§ Problem requirements
Note how many lines include the word "text", and give that number by itself.
####
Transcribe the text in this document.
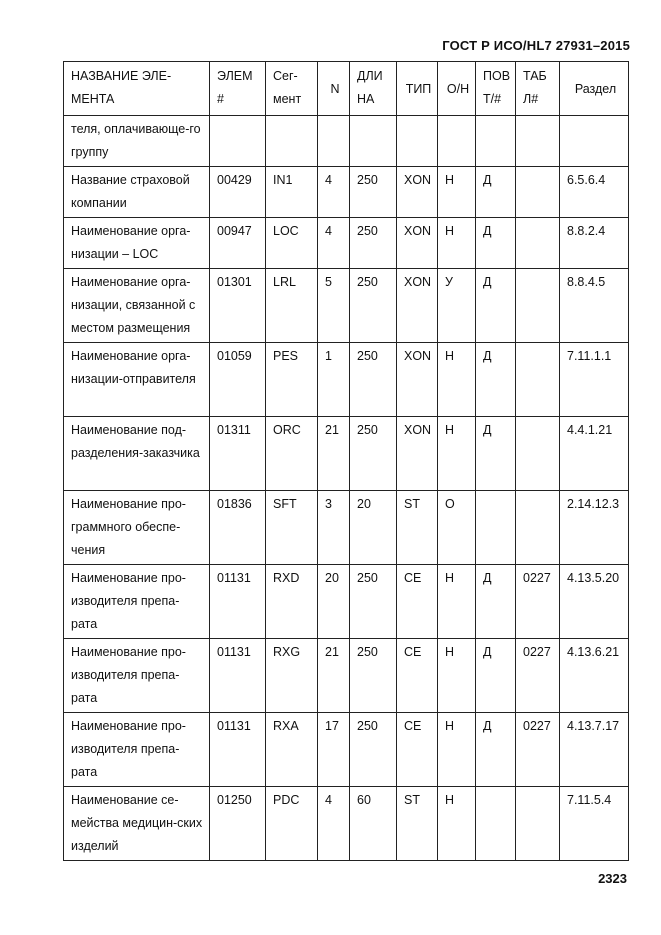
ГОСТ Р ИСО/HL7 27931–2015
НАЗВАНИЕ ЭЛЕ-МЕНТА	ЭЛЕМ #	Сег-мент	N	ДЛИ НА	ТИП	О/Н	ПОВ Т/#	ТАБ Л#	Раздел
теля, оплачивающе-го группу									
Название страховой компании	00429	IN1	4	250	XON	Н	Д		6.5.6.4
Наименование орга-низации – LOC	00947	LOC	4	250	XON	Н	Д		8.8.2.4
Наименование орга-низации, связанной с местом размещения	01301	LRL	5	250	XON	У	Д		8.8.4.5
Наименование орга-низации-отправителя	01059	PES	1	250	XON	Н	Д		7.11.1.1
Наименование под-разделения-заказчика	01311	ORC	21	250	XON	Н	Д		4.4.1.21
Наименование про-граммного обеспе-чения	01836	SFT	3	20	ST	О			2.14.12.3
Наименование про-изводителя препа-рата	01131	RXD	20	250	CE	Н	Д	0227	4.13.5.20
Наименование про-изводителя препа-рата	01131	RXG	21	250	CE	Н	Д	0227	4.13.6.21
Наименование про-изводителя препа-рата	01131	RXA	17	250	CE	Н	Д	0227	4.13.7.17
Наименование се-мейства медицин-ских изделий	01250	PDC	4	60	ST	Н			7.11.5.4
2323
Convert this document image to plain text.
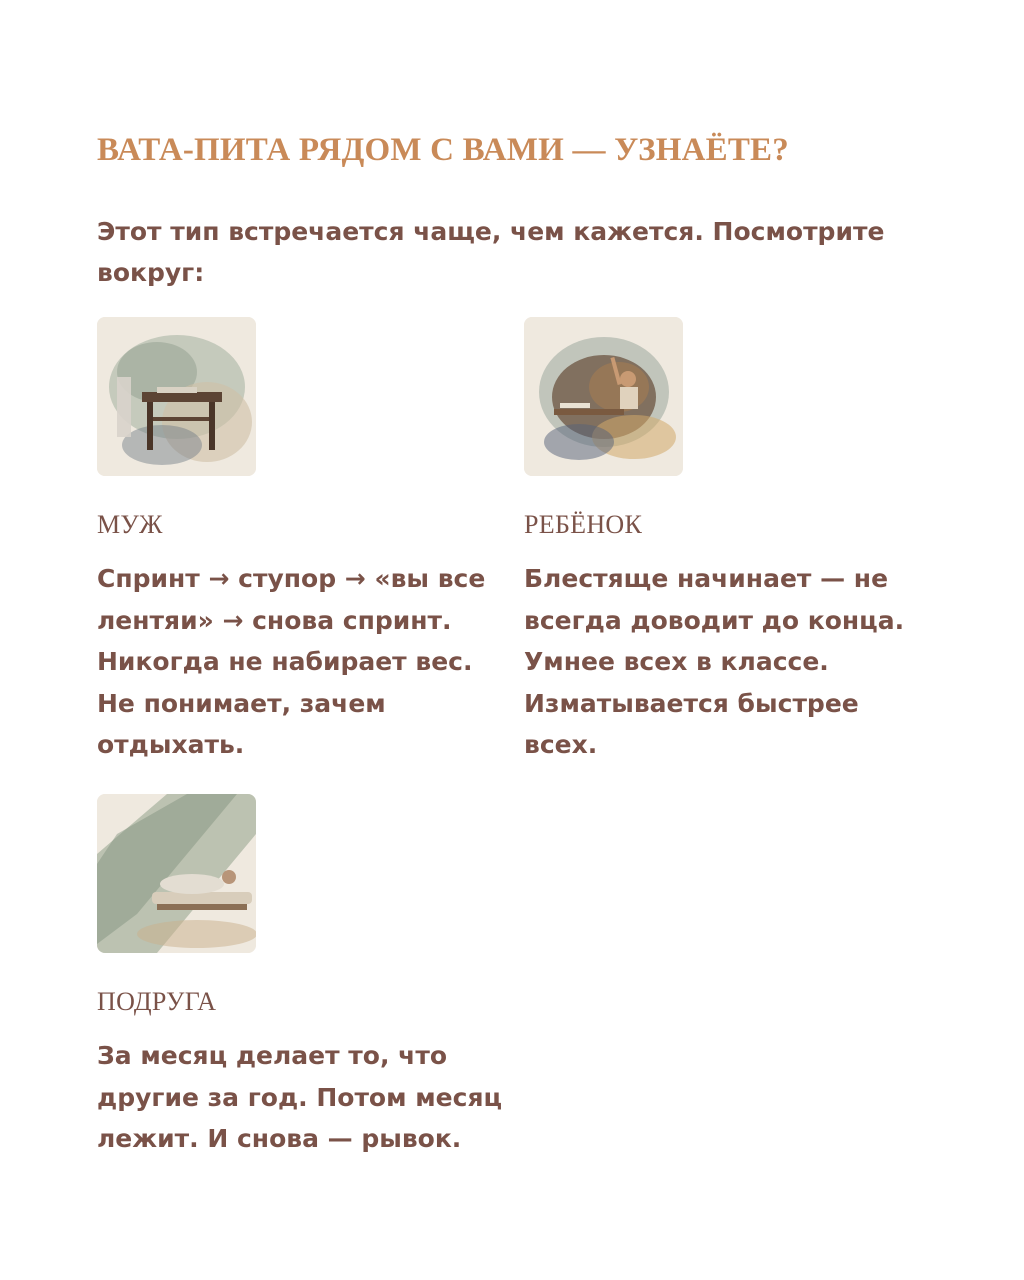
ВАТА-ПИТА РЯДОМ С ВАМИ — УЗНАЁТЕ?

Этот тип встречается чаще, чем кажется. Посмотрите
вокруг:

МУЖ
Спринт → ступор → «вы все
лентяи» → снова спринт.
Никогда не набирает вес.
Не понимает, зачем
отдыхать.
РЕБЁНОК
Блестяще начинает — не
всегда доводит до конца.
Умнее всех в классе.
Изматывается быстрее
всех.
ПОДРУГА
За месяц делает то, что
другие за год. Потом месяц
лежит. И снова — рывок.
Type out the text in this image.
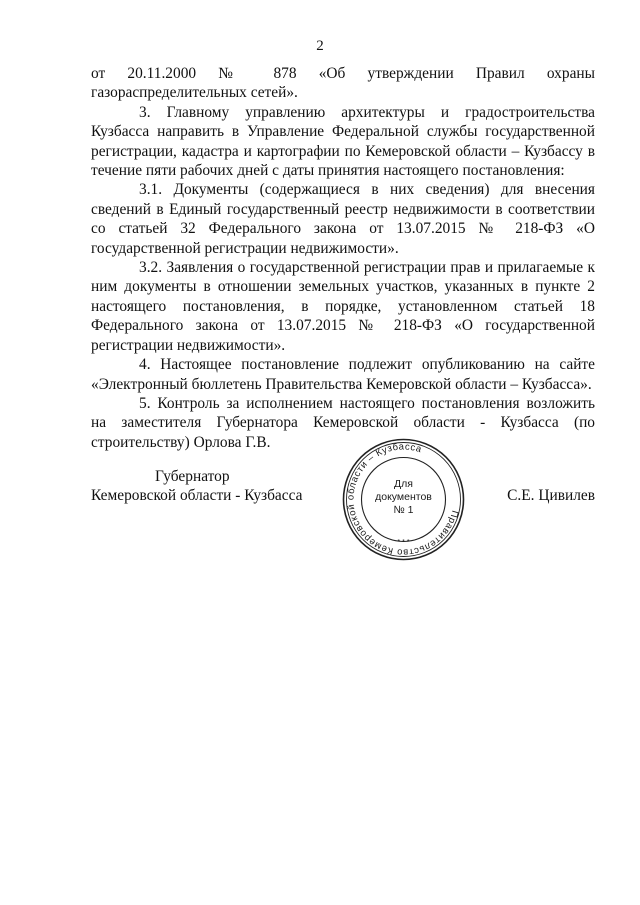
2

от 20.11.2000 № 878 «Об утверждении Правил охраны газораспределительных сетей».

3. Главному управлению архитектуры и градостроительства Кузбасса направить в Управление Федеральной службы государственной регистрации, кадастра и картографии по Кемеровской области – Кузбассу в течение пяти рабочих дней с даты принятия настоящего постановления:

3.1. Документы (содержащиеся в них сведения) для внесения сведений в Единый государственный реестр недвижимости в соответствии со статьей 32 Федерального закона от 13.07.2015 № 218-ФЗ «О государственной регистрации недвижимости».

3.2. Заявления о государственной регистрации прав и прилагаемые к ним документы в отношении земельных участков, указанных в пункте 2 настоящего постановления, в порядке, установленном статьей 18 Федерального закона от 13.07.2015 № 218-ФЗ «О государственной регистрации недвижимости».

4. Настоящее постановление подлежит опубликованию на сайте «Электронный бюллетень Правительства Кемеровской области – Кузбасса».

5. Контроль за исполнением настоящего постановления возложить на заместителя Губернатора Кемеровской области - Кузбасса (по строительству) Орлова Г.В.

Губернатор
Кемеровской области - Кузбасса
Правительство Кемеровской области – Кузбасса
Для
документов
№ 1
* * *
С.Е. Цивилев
####
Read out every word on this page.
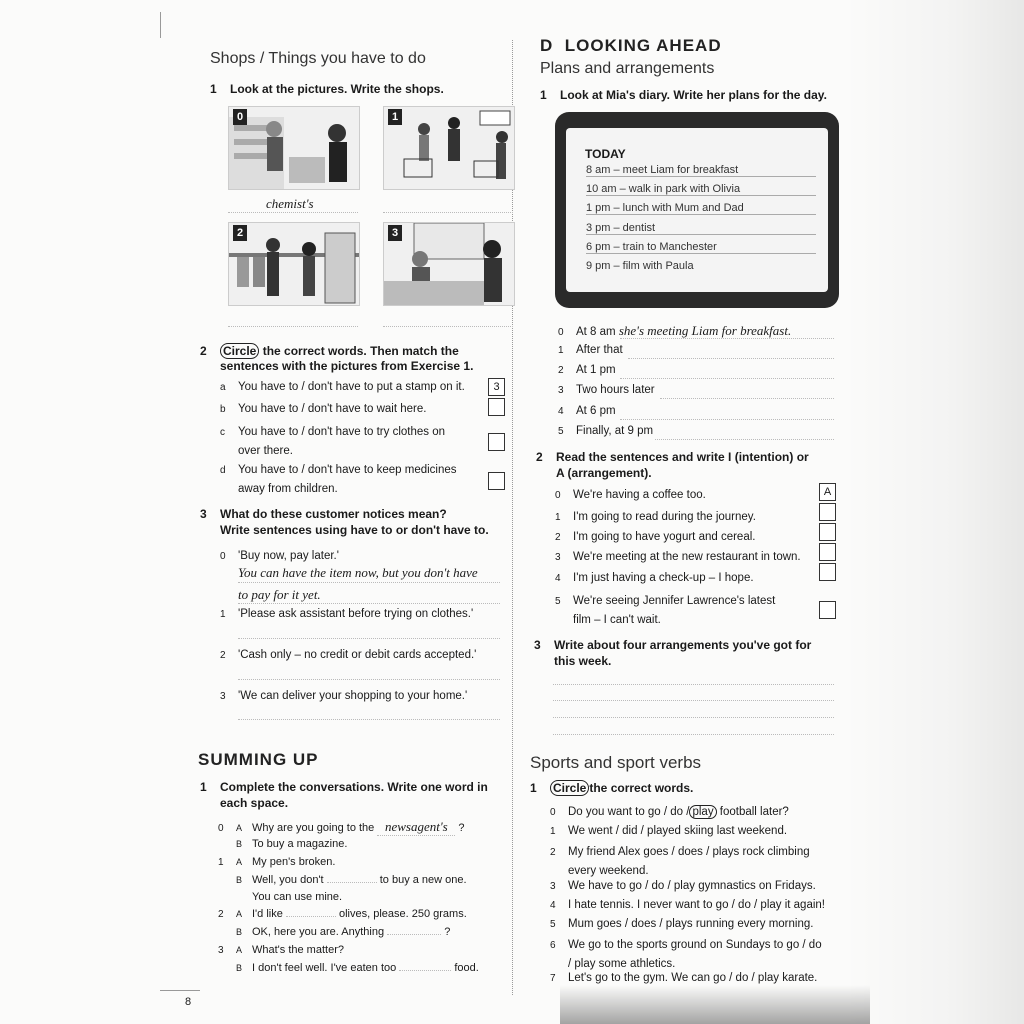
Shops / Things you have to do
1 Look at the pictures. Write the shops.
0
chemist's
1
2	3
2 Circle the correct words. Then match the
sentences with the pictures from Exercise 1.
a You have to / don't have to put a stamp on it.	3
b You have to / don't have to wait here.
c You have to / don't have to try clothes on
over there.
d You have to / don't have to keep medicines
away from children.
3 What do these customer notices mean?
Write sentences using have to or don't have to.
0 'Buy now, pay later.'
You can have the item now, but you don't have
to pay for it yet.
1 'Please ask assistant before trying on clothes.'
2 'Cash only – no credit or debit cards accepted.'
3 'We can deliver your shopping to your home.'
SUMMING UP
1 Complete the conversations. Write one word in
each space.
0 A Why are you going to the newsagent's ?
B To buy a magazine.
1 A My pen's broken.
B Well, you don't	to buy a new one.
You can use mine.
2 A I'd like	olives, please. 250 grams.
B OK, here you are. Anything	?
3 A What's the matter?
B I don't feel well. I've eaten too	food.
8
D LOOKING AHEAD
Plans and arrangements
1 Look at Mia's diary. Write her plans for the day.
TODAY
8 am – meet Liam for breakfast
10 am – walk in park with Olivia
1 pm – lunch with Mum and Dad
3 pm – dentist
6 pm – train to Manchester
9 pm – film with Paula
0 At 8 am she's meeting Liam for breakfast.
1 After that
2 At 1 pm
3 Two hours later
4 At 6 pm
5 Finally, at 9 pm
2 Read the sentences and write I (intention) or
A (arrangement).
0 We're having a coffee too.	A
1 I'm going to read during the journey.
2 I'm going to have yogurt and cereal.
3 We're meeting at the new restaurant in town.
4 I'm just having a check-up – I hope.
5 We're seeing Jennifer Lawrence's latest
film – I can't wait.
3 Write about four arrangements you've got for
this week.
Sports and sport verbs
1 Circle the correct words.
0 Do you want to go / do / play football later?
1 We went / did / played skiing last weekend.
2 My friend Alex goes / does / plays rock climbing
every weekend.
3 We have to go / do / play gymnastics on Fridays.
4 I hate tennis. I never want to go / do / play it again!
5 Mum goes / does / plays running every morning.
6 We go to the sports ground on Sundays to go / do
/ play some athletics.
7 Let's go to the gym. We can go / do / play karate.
####
§ Complete answer
3